Data drawn from a collection
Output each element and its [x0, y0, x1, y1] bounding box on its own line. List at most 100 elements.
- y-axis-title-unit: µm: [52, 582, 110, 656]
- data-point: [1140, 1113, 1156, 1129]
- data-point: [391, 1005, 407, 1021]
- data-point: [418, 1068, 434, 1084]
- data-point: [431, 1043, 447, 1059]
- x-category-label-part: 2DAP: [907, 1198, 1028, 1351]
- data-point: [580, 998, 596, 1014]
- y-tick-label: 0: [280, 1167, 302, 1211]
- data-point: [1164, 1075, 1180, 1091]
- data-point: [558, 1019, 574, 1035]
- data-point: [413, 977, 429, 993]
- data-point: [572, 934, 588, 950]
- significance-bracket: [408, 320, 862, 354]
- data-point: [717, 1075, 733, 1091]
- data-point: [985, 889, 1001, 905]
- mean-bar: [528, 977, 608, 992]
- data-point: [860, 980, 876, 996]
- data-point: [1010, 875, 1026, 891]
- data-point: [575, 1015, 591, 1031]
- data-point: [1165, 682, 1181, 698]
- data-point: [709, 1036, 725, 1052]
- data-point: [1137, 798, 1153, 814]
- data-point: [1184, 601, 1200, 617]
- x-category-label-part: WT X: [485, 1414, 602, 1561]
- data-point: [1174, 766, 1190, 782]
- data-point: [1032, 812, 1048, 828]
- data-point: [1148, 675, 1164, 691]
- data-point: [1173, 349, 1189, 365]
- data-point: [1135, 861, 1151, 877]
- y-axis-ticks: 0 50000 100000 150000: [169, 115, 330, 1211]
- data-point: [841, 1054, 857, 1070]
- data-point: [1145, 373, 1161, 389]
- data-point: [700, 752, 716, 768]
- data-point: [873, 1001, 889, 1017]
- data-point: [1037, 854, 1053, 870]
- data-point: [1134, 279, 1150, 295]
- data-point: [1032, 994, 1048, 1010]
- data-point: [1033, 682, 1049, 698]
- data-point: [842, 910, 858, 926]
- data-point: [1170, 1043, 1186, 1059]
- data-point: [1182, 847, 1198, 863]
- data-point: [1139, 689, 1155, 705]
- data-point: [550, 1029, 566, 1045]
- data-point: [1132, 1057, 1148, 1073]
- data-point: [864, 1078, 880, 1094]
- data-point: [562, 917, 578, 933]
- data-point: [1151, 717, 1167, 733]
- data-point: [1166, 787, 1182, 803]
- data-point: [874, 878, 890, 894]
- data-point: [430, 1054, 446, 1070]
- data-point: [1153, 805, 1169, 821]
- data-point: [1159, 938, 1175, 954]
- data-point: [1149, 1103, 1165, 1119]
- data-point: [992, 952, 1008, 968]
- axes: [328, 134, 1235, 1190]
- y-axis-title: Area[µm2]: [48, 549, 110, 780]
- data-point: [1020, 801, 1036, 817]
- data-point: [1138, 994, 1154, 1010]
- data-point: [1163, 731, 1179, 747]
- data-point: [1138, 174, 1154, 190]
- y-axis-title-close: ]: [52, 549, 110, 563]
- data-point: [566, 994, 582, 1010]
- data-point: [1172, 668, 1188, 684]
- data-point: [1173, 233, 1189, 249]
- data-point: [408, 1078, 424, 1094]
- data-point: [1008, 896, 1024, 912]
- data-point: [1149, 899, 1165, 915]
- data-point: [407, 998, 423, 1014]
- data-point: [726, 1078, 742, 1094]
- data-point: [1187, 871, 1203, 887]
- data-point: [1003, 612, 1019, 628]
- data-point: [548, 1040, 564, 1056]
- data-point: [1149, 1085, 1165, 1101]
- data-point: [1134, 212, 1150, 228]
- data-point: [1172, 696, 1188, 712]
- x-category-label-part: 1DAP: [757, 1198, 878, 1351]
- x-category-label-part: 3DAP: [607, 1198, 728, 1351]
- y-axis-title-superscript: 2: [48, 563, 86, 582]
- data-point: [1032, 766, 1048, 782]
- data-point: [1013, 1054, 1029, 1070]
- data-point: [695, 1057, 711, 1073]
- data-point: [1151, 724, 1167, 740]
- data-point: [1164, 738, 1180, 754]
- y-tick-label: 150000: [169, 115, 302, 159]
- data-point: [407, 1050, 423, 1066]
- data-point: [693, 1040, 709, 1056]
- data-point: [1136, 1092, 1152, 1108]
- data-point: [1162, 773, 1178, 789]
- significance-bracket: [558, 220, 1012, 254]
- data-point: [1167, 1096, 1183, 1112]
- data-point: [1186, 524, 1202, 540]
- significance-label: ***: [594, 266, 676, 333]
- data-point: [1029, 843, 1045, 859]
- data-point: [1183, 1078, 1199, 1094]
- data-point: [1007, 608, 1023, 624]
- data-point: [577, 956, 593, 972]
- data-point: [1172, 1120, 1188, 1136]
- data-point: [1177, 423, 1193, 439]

- [Exercise aim] Convert the lines of the material, starting at its first line and ending at the line that contains "- data-point: [431, 1043, 447, 1059]", into a numbered list, leaving out any blank lines.

- [Result for this task]
1. Output each element and its [x0, y0, x1, y1] bounding box on its own line. List at most 100 elements.
2. - y-axis-title-unit: µm: [52, 582, 110, 656]
3. - data-point: [1140, 1113, 1156, 1129]
4. - data-point: [391, 1005, 407, 1021]
5. - data-point: [418, 1068, 434, 1084]
6. - data-point: [431, 1043, 447, 1059]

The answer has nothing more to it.